> **EXERCISE PROMPT**
Take all the material and copy it exactly.

> **RECORD EXTRACTS**
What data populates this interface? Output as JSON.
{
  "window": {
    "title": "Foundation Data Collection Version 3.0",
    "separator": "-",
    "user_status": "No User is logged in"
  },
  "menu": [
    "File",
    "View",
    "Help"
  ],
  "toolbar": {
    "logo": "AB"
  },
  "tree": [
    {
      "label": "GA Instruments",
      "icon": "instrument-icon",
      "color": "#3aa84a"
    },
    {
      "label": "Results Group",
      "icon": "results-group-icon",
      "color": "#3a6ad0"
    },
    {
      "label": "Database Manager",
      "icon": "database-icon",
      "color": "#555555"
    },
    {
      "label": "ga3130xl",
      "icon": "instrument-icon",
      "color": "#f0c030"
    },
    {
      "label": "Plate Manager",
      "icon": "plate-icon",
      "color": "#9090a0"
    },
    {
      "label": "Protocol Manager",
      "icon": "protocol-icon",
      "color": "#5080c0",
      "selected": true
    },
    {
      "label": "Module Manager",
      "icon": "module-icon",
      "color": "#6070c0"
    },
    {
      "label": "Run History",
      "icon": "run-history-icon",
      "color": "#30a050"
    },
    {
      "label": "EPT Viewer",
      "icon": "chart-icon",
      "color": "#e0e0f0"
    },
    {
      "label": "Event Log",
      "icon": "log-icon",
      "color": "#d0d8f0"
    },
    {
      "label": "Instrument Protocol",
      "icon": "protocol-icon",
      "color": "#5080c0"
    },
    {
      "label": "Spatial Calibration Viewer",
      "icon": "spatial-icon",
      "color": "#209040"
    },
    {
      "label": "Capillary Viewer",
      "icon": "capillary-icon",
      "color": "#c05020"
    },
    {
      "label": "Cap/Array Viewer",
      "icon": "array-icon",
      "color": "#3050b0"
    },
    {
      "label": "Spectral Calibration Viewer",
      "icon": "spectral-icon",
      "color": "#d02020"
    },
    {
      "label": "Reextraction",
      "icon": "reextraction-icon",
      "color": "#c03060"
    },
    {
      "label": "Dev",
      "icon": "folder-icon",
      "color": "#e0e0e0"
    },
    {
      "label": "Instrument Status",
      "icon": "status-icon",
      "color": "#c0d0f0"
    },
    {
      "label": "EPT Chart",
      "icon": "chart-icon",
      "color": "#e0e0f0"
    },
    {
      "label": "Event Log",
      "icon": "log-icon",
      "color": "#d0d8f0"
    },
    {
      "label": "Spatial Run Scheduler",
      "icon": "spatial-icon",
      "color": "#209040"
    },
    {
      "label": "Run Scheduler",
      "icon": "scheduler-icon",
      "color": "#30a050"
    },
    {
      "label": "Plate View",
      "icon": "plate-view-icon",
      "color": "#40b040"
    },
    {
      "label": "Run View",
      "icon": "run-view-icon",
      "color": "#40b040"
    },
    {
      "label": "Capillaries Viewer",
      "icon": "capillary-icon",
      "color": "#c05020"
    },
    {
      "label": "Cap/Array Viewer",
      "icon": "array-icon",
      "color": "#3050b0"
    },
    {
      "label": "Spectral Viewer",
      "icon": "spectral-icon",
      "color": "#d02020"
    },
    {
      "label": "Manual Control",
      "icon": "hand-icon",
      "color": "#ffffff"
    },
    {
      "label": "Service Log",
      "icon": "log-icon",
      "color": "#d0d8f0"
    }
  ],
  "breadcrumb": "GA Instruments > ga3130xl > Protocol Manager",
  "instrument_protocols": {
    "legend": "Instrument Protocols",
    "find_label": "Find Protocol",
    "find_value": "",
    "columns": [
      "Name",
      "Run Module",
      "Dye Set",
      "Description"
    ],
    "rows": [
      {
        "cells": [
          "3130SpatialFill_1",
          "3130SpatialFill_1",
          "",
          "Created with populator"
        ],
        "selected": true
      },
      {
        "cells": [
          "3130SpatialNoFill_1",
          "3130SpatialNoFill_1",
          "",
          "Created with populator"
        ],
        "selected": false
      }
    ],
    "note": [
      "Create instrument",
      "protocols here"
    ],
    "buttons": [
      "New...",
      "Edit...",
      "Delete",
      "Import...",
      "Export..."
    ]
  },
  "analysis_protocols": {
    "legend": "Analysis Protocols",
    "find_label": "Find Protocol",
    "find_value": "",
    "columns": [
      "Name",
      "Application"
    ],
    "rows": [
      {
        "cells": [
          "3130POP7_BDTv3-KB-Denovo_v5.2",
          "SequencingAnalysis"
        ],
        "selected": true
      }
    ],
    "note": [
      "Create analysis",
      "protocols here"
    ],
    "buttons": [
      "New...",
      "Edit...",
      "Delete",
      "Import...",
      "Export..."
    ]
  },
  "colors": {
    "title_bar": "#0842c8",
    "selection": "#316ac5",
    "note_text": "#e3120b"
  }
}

> **FULL SOLUTION**
What data populates this interface? Output as JSON.
{
  "window": {
    "title": "Foundation Data Collection Version 3.0",
    "separator": "-",
    "user_status": "No User is logged in"
  },
  "menu": [
    "File",
    "View",
    "Help"
  ],
  "toolbar": {
    "logo": "AB"
  },
  "tree": [
    {
      "label": "GA Instruments",
      "icon": "instrument-icon",
      "color": "#3aa84a"
    },
    {
      "label": "Results Group",
      "icon": "results-group-icon",
      "color": "#3a6ad0"
    },
    {
      "label": "Database Manager",
      "icon": "database-icon",
      "color": "#555555"
    },
    {
      "label": "ga3130xl",
      "icon": "instrument-icon",
      "color": "#f0c030"
    },
    {
      "label": "Plate Manager",
      "icon": "plate-icon",
      "color": "#9090a0"
    },
    {
      "label": "Protocol Manager",
      "icon": "protocol-icon",
      "color": "#5080c0",
      "selected": true
    },
    {
      "label": "Module Manager",
      "icon": "module-icon",
      "color": "#6070c0"
    },
    {
      "label": "Run History",
      "icon": "run-history-icon",
      "color": "#30a050"
    },
    {
      "label": "EPT Viewer",
      "icon": "chart-icon",
      "color": "#e0e0f0"
    },
    {
      "label": "Event Log",
      "icon": "log-icon",
      "color": "#d0d8f0"
    },
    {
      "label": "Instrument Protocol",
      "icon": "protocol-icon",
      "color": "#5080c0"
    },
    {
      "label": "Spatial Calibration Viewer",
      "icon": "spatial-icon",
      "color": "#209040"
    },
    {
      "label": "Capillary Viewer",
      "icon": "capillary-icon",
      "color": "#c05020"
    },
    {
      "label": "Cap/Array Viewer",
      "icon": "array-icon",
      "color": "#3050b0"
    },
    {
      "label": "Spectral Calibration Viewer",
      "icon": "spectral-icon",
      "color": "#d02020"
    },
    {
      "label": "Reextraction",
      "icon": "reextraction-icon",
      "color": "#c03060"
    },
    {
      "label": "Dev",
      "icon": "folder-icon",
      "color": "#e0e0e0"
    },
    {
      "label": "Instrument Status",
      "icon": "status-icon",
      "color": "#c0d0f0"
    },
    {
      "label": "EPT Chart",
      "icon": "chart-icon",
      "color": "#e0e0f0"
    },
    {
      "label": "Event Log",
      "icon": "log-icon",
      "color": "#d0d8f0"
    },
    {
      "label": "Spatial Run Scheduler",
      "icon": "spatial-icon",
      "color": "#209040"
    },
    {
      "label": "Run Scheduler",
      "icon": "scheduler-icon",
      "color": "#30a050"
    },
    {
      "label": "Plate View",
      "icon": "plate-view-icon",
      "color": "#40b040"
    },
    {
      "label": "Run View",
      "icon": "run-view-icon",
      "color": "#40b040"
    },
    {
      "label": "Capillaries Viewer",
      "icon": "capillary-icon",
      "color": "#c05020"
    },
    {
      "label": "Cap/Array Viewer",
      "icon": "array-icon",
      "color": "#3050b0"
    },
    {
      "label": "Spectral Viewer",
      "icon": "spectral-icon",
      "color": "#d02020"
    },
    {
      "label": "Manual Control",
      "icon": "hand-icon",
      "color": "#ffffff"
    },
    {
      "label": "Service Log",
      "icon": "log-icon",
      "color": "#d0d8f0"
    }
  ],
  "breadcrumb": "GA Instruments > ga3130xl > Protocol Manager",
  "instrument_protocols": {
    "legend": "Instrument Protocols",
    "find_label": "Find Protocol",
    "find_value": "",
    "columns": [
      "Name",
      "Run Module",
      "Dye Set",
      "Description"
    ],
    "rows": [
      {
        "cells": [
          "3130SpatialFill_1",
          "3130SpatialFill_1",
          "",
          "Created with populator"
        ],
        "selected": true
      },
      {
        "cells": [
          "3130SpatialNoFill_1",
          "3130SpatialNoFill_1",
          "",
          "Created with populator"
        ],
        "selected": false
      }
    ],
    "note": [
      "Create instrument",
      "protocols here"
    ],
    "buttons": [
      "New...",
      "Edit...",
      "Delete",
      "Import...",
      "Export..."
    ]
  },
  "analysis_protocols": {
    "legend": "Analysis Protocols",
    "find_label": "Find Protocol",
    "find_value": "",
    "columns": [
      "Name",
      "Application"
    ],
    "rows": [
      {
        "cells": [
          "3130POP7_BDTv3-KB-Denovo_v5.2",
          "SequencingAnalysis"
        ],
        "selected": true
      }
    ],
    "note": [
      "Create analysis",
      "protocols here"
    ],
    "buttons": [
      "New...",
      "Edit...",
      "Delete",
      "Import...",
      "Export..."
    ]
  },
  "colors": {
    "title_bar": "#0842c8",
    "selection": "#316ac5",
    "note_text": "#e3120b"
  }
}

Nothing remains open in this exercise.